> TAREFAS OBRIGATÓRIAS
**a.** Transcreva literalmente um trecho do texto de estudo. Comece nas palavras "Inês Sousa Real salientou" e pare depois de "combater a inflação.".
**b.** Responda, com base no texto de estudo:
(i) Segundo António Costa, quanto o Estado já investiu no conjunto de medidas para combater a inflação?
(ii) Quem fez uma advertência ao líder do Chega?
(iii) Em que dia o grupo parlamentar do PS rejeitou os diplomas sobre quotas de gênero no Tribunal Constitucional?
**c.** Diga se cada afirmação está de acordo com o texto de estudo e cite as palavras que decidem a resposta:
(i) O PAN é apresentado como partido de centro-esquerda.
(ii) Inês Sousa Real afirmou que o Governo arrecadou mais de 9 mil milhões de euros por conta da inflação.
(iii) A Iniciativa Liberal é apresentada como partido de esquerda.

> TEXTO DE ESTUDO
-=-=-
Sublinhando que “a situação na habitação é catastrófica e a publicidade não vai resolvê-la”, a líder do BE defendeu que neste tema, como na saúde, o Governo viu os problemas “e fez promessas”, que acusa o executivo de não ter cumprido.
“E hoje a pergunta que os portugueses fazem é como podem confiar no Governo? Como é possível confiar num Governo que tem este cadastro de incumprimento de promessas atrás de si”, disse.
O PAN (centro-esquerda) considerou que os portugueses “não vivem no mundo cor-de-rosa do PS”. “Ao contrário daquilo que já foi dito aqui hoje, os portugueses não vivem no mundo cor-de-rosa do PS”, defendeu Inês Sousa Real que confrontou o chefe do executivo com o “aumento do custo de vida que não pode ser ignorado” e que afeta áreas da vida dos portugueses como o pagamento das rendas, da alimentação ou até dos cuidados de animais de companhia.
Inês Sousa Real salientou ainda que o Governo “arrecadou mais de 4 mil milhões de euros por conta da inflação”, com António Costa a responder mais tarde que o Estado já investiu 9 mil e 400 milhões de euros no conjunto de medidas para combater a inflação.
A líder do PAN questionou também o primeiro-ministro sobre a posição do grupo parlamentar do PS, que na quarta-feira rejeitou dois diplomas do Bloco de Esquerda e PAN sobre introdução de quotas de género no Tribunal Constitucional (TC), posição que foi rompida por alguns deputados tanto na bancada socialista como na do PSD.
O presidente da Iniciativa Liberal (direita) acusou o primeiro-ministro de ter falhado como “presidente do sindicato dos portugueses, garante de estabilidade e de combate à corrupção”, pedindo que deixe os portugueses trabalhar.
“Senhor primeiro-ministro, o senhor falhou como presidente do sindicato dos portugueses, o senhor falhou como garante de estabilidade e o senhor continua a falhar no combate à corrupção”, disse Rui Rocha durante o debate.
“Estes foram os três títulos – presidente do sindicato dos portugueses, garante de estabilidade e de combate à corrupção – que António Costa se arrogou nas últimas três semanas”, sublinhou o liberal, referindo que não cumpriu nenhum deles.
O líder do partido Chega acusou o primeiro-ministro de querer transformar o país numa “casa de alterne [prostituição]”, expressão que lhe valeu uma advertência do presidente do parlamento, Augusto Santos Silva, do PS, com António Costa a considerar que André Ventura pretende degradar a democracia.
-=-=-
> DADOS APRESENTADOS

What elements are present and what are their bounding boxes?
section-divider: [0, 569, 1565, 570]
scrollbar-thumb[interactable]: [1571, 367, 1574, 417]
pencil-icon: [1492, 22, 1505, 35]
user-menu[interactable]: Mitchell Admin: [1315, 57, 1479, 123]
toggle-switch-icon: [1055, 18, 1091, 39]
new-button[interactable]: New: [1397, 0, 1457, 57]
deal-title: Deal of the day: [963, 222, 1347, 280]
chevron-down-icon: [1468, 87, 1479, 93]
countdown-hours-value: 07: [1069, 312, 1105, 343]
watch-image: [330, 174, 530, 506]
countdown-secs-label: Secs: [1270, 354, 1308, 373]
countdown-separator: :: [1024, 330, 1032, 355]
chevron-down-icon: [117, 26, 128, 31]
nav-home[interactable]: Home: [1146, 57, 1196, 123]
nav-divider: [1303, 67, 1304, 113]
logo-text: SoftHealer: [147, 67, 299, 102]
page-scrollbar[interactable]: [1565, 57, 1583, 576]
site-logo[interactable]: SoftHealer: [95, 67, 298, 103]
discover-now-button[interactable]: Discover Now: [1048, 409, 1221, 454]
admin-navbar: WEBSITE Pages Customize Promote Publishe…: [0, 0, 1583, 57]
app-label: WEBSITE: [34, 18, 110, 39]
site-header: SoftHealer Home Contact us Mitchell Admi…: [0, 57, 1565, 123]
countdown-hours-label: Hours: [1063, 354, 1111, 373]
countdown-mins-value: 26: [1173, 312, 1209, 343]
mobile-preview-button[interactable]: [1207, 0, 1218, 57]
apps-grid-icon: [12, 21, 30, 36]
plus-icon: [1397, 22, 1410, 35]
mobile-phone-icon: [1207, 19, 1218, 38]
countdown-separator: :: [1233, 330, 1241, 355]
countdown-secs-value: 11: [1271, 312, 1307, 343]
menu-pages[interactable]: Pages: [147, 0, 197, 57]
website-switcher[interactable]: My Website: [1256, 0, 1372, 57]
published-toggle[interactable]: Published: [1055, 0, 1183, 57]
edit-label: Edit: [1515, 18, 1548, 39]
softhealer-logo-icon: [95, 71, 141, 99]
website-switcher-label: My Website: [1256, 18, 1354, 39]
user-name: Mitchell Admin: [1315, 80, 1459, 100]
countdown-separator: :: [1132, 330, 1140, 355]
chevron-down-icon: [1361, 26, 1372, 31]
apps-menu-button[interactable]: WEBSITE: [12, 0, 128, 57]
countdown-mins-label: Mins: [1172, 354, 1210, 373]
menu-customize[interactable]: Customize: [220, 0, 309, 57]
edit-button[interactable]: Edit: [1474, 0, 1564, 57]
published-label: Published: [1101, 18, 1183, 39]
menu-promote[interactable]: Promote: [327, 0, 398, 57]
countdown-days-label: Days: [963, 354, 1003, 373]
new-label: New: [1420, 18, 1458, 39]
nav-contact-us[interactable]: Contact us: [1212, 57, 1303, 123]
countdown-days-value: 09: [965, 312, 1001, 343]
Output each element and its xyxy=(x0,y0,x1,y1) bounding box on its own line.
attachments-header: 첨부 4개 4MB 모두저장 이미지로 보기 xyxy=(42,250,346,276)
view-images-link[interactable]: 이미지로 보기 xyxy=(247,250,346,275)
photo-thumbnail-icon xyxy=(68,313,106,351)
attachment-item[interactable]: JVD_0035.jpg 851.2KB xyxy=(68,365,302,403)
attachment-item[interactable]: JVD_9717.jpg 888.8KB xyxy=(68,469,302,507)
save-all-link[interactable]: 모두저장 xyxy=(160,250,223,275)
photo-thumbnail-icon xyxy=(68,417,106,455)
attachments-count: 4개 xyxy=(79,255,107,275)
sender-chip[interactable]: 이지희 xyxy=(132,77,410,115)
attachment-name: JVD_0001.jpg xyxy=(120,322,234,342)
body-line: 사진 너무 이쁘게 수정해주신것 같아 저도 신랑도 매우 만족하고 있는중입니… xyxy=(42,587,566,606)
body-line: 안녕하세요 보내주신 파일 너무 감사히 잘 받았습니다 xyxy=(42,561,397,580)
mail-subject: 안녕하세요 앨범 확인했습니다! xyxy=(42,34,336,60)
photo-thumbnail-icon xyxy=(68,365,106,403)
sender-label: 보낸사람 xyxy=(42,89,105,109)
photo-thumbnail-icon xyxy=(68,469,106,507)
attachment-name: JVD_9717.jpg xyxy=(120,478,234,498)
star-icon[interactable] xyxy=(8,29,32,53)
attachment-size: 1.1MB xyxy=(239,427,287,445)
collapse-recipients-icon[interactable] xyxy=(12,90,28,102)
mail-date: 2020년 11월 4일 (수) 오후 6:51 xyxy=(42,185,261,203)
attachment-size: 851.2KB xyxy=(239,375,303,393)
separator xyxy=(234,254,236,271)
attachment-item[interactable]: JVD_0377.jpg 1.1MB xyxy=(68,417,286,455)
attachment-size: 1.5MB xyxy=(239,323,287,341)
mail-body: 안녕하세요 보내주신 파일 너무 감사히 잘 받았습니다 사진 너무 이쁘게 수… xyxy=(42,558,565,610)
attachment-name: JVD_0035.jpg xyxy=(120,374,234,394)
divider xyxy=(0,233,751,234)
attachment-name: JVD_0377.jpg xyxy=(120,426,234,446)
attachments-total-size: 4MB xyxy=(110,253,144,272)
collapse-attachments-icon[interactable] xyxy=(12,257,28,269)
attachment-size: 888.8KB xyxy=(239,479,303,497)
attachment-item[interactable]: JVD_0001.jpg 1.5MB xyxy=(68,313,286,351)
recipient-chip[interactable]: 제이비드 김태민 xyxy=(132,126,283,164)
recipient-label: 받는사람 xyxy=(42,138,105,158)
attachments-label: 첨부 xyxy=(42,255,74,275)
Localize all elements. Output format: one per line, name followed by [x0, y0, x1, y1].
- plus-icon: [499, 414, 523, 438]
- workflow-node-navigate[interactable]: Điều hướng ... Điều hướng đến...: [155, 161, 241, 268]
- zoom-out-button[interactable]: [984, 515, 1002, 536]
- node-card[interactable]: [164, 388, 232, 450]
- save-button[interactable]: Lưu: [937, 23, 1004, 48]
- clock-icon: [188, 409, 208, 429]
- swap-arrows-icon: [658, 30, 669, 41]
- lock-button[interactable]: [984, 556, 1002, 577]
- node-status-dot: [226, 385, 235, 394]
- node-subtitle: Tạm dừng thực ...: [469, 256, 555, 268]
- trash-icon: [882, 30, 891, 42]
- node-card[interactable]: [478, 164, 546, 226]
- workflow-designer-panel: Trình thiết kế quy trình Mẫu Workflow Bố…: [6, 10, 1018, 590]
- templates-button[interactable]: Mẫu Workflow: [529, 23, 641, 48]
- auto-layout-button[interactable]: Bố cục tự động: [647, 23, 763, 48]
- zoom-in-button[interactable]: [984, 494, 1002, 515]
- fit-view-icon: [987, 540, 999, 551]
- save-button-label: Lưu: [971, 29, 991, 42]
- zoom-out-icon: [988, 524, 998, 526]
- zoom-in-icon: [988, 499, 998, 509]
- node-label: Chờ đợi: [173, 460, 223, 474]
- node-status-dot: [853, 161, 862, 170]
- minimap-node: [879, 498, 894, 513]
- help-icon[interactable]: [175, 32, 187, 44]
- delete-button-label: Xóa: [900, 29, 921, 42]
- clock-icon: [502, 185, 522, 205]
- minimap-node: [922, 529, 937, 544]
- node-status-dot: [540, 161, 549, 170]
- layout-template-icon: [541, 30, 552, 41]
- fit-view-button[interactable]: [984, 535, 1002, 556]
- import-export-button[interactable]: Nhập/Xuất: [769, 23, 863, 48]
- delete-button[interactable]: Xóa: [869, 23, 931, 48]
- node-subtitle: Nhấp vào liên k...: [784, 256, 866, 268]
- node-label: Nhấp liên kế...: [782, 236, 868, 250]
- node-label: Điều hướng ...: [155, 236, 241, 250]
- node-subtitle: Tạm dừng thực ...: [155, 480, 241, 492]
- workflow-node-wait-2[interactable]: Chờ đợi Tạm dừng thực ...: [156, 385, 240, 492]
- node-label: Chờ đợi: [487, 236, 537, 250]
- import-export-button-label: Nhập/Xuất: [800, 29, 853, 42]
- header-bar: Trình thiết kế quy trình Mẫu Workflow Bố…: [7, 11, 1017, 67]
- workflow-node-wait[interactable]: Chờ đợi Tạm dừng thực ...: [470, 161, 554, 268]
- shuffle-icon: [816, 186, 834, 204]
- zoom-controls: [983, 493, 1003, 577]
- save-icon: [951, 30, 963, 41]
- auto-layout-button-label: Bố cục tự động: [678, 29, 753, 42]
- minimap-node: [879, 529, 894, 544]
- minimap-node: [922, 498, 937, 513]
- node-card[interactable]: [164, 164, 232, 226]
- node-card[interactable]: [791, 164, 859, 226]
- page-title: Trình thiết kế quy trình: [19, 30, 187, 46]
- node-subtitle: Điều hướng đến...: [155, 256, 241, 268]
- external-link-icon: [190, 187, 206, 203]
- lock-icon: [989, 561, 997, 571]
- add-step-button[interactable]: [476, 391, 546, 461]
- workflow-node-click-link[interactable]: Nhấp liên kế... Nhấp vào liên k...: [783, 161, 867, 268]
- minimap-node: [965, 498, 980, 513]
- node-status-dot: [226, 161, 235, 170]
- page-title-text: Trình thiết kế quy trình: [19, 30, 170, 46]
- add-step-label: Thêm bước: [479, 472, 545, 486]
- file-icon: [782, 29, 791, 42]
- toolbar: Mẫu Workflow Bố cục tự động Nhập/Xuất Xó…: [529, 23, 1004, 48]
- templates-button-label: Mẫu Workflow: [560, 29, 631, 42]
-=-=-
> RESPOSTAS DAS ATIVIDADES
**a.**
Inês Sousa Real salientou ainda que o Governo “arrecadou mais de 4 mil milhões de euros por conta da inflação”, com António Costa a responder mais tarde que o Estado já investiu 9 mil e 400 milhões de euros no conjunto de medidas para combater a inflação.

**b.**
(i) 9 mil e 400 milhões de euros.
(ii) O presidente do parlamento, Augusto Santos Silva, do PS.
(iii) Na quarta-feira.

**c.**
(i) Sim: "O PAN (centro-esquerda)".
(ii) Não: "arrecadou mais de 4 mil milhões de euros por conta da inflação".
(iii) Não: "O presidente da Iniciativa Liberal (direita)".